**EXCERPT**
# # # # # # #

The group braved seasickness, sunburn and serious boredom on a trip 20 miles offshore in search of whale sharks, an unscheduled expedition prompted by an article someone had read the day we left London. James, our ever helpful tour leader, found us a boat captained by a laconic Che lookalike with a black beret clamped to his head and a toothpick that never left his mouth, even in the water.

Alas, lacking the lung capacity of Philippe, "the best free-diver in Belize", we were unable even to see one of these benign 20ft creatures, let alone dive deep enough to swim among them. By the time an inquisitive dolphin started stalking the boat, few had the heart - or the stomach - to jump in.

So it wasn't as though we didn't have things to talk about. It was just that the talking would have to wait until we all got home. Everyone knew exactly what everyone else had been doing all day - even the optional trips often had a full turn-out, so there was little chance to make independent discoveries, no titbits to carry back and share with the others over dinner.

On the odd occasion when we were expected to organise our own evening meals, "the girls" all stuck together, though the young marrieds went their own way and the two men fled, probably revolted at the prospect of watching nine single women exchange polite banalities.

There was really only one day, quite early on, when we did split up. The married couple went butterfly hunting. The intrepid ones went on a caving expedition. The rest of us went to the iguana farm at the San Ignacio hotel where the Queen once ate gibnut, a small spotted rodent native to Belize ("Queen eats rat" ran the tabloid headlines) and, like the iguana, an endangered local delicacy. The cavers came back too exhausted to eat, much less discuss their experience, or ours.

But then exhaustion was the order of the day. We were almost constantly on the move. Most mornings it was up at dawn, pack and pile into the minibus for another monument or nature reserve. No wonder nobody stayed up after dinner, except for that last night in Guatemala, where we took over a small nightclub near the hotel. Somebody must have thought we looked animated - we were photographed for the local gossip columns.

The tour leader admitted that ours had been an unusual group - normally, there would be a 50:50 split between singles and couples/friends travelling together, and more men. And despite a sometimes gruelling schedule they would often go out in the evenings. Perhaps there were too many women in our group? Despite many margaritas, nobody suggested that there might be good reasons why most of this lot were travelling on their own.

At Tikal, we had shared the top of a temple with an Explore Worldwide "Indian Mexico and Yucatan" group. Seven or eight fortysomethings, laughing and joking, they had clearly bonded as a group, in contrast to our lot, who kept themselves to themselves.

Within days of our return to London, the net was buzzing with round robin emails headed "Belizean Zombies". Everyone seemed desperate to organise a reunion in London. The Canadians made their excuses, but the one Italian was going to fly over from Bologna. I had food poisoning. It seems I missed the liveliest evening the group had ever had together.

# # # # # # #

**CHALLENGE 1**
Return the records verbatim, beginning with their first line and ending after the line that contains "data-point [548,402,553,407]".

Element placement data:
# # # # # # #

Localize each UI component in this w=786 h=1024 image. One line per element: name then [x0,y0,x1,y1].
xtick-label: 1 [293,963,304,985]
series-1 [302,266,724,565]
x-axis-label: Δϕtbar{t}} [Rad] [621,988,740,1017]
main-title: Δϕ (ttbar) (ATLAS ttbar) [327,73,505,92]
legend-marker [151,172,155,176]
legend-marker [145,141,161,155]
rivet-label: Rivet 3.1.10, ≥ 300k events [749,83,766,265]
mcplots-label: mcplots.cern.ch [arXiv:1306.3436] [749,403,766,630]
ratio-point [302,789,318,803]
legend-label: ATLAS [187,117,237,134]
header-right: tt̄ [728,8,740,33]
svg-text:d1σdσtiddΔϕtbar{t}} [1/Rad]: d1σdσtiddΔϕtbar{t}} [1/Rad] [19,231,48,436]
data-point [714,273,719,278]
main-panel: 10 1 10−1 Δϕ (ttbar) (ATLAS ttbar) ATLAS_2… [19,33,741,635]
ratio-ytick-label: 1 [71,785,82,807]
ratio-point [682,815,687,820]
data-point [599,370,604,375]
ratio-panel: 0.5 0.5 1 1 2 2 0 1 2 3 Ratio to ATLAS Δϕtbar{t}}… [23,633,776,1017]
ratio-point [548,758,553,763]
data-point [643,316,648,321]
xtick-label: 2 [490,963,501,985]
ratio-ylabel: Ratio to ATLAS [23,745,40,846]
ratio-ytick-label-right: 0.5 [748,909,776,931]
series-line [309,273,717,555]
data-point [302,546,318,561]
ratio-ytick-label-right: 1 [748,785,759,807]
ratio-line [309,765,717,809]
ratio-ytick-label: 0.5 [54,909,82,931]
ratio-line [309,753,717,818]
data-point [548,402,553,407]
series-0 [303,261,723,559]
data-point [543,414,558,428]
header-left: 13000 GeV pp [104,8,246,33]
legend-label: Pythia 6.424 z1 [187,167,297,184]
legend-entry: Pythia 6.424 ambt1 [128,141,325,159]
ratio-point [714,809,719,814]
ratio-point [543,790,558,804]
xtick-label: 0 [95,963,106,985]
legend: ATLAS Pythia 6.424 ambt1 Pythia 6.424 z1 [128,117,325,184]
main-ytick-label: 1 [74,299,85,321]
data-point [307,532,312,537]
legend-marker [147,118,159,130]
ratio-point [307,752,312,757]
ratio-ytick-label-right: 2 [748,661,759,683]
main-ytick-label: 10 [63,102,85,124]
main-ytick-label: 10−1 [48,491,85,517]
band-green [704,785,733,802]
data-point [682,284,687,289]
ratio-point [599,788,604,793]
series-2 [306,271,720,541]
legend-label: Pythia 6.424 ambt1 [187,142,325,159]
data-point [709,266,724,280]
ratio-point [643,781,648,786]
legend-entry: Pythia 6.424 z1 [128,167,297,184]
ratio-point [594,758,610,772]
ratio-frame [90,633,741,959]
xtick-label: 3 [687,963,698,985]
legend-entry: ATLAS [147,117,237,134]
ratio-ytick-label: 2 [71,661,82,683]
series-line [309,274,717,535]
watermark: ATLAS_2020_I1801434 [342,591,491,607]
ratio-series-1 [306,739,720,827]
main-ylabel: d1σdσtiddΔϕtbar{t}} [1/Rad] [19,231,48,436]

# # # # # # #

**CHALLENGE 2**
Answer these questions about the travel piece:
(a) How many miles offshore did the group travel in search of whale sharks?
(b) In which country did the group take over a small nightclub on its last night?
(c) What heading did the round robin emails carry after the group returned to London?

**FINISHED ANSWER 1**
Localize each UI component in this w=786 h=1024 image. One line per element: name then [x0,y0,x1,y1].
xtick-label: 1 [293,963,304,985]
series-1 [302,266,724,565]
x-axis-label: Δϕtbar{t}} [Rad] [621,988,740,1017]
main-title: Δϕ (ttbar) (ATLAS ttbar) [327,73,505,92]
legend-marker [151,172,155,176]
legend-marker [145,141,161,155]
rivet-label: Rivet 3.1.10, ≥ 300k events [749,83,766,265]
mcplots-label: mcplots.cern.ch [arXiv:1306.3436] [749,403,766,630]
ratio-point [302,789,318,803]
legend-label: ATLAS [187,117,237,134]
header-right: tt̄ [728,8,740,33]
svg-text:d1σdσtiddΔϕtbar{t}} [1/Rad]: d1σdσtiddΔϕtbar{t}} [1/Rad] [19,231,48,436]
data-point [714,273,719,278]
main-panel: 10 1 10−1 Δϕ (ttbar) (ATLAS ttbar) ATLAS_2… [19,33,741,635]
ratio-ytick-label: 1 [71,785,82,807]
ratio-point [682,815,687,820]
data-point [599,370,604,375]
ratio-panel: 0.5 0.5 1 1 2 2 0 1 2 3 Ratio to ATLAS Δϕtbar{t}}… [23,633,776,1017]
ratio-point [548,758,553,763]
data-point [643,316,648,321]
xtick-label: 2 [490,963,501,985]
ratio-ylabel: Ratio to ATLAS [23,745,40,846]
ratio-ytick-label-right: 0.5 [748,909,776,931]
series-line [309,273,717,555]
data-point [302,546,318,561]
ratio-ytick-label-right: 1 [748,785,759,807]
ratio-line [309,765,717,809]
ratio-ytick-label: 0.5 [54,909,82,931]
ratio-line [309,753,717,818]
data-point [548,402,553,407]

**FINISHED ANSWER 2**
(a) 20 miles.
(b) Guatemala.
(c) "Belizean Zombies".